Directions for this task
Write out all records as given; omit images.

Data listing
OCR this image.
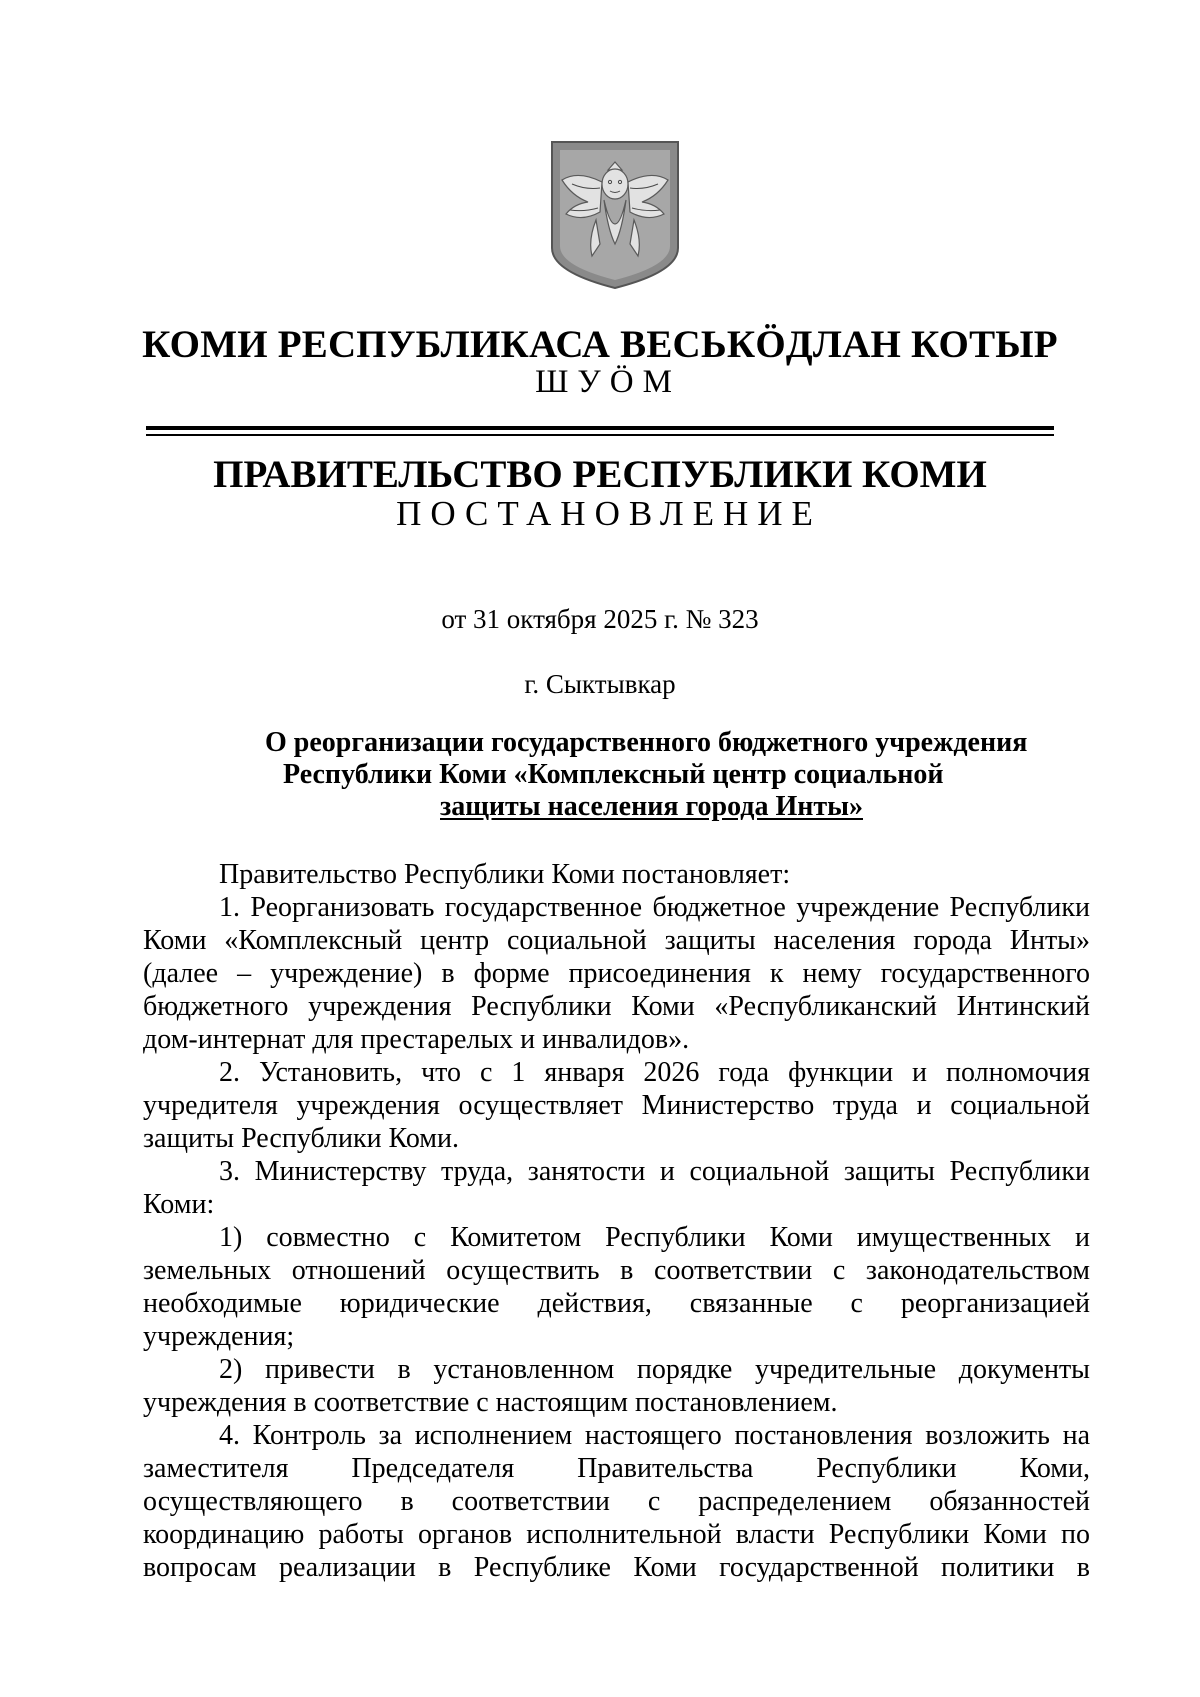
КОМИ РЕСПУБЛИКАСА ВЕСЬКӦДЛАН КОТЫР
ШУӦМ
ПРАВИТЕЛЬСТВО РЕСПУБЛИКИ КОМИ
ПОСТАНОВЛЕНИЕ
от 31 октября 2025 г. № 323
г. Сыктывкар
О реорганизации государственного бюджетного учреждения
Республики Коми «Комплексный центр социальной
защиты населения города Инты»

Правительство Республики Коми постановляет:

1. Реорганизовать государственное бюджетное учреждение Республики
Коми «Комплексный центр социальной защиты населения города Инты»
(далее – учреждение) в форме присоединения к нему государственного
бюджетного учреждения Республики Коми «Республиканский Интинский
дом-интернат для престарелых и инвалидов».

2. Установить, что с 1 января 2026 года функции и полномочия
учредителя учреждения осуществляет Министерство труда и социальной
защиты Республики Коми.

3. Министерству труда, занятости и социальной защиты Республики
Коми:

1) совместно с Комитетом Республики Коми имущественных и
земельных отношений осуществить в соответствии с законодательством
необходимые юридические действия, связанные с реорганизацией
учреждения;

2) привести в установленном порядке учредительные документы
учреждения в соответствие с настоящим постановлением.

4. Контроль за исполнением настоящего постановления возложить на
заместителя Председателя Правительства Республики Коми,
осуществляющего в соответствии с распределением обязанностей
координацию работы органов исполнительной власти Республики Коми по
вопросам реализации в Республике Коми государственной политики в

Worked solution
OCR this image.
КОМИ РЕСПУБЛИКАСА ВЕСЬКӦДЛАН КОТЫР
ШУӦМ
ПРАВИТЕЛЬСТВО РЕСПУБЛИКИ КОМИ
ПОСТАНОВЛЕНИЕ
от 31 октября 2025 г. № 323
г. Сыктывкар
О реорганизации государственного бюджетного учреждения
Республики Коми «Комплексный центр социальной
защиты населения города Инты»

Правительство Республики Коми постановляет:

1. Реорганизовать государственное бюджетное учреждение Республики
Коми «Комплексный центр социальной защиты населения города Инты»
(далее – учреждение) в форме присоединения к нему государственного
бюджетного учреждения Республики Коми «Республиканский Интинский
дом-интернат для престарелых и инвалидов».

2. Установить, что с 1 января 2026 года функции и полномочия
учредителя учреждения осуществляет Министерство труда и социальной
защиты Республики Коми.

3. Министерству труда, занятости и социальной защиты Республики
Коми:

1) совместно с Комитетом Республики Коми имущественных и
земельных отношений осуществить в соответствии с законодательством
необходимые юридические действия, связанные с реорганизацией
учреждения;

2) привести в установленном порядке учредительные документы
учреждения в соответствие с настоящим постановлением.

4. Контроль за исполнением настоящего постановления возложить на
заместителя Председателя Правительства Республики Коми,
осуществляющего в соответствии с распределением обязанностей
координацию работы органов исполнительной власти Республики Коми по
вопросам реализации в Республике Коми государственной политики в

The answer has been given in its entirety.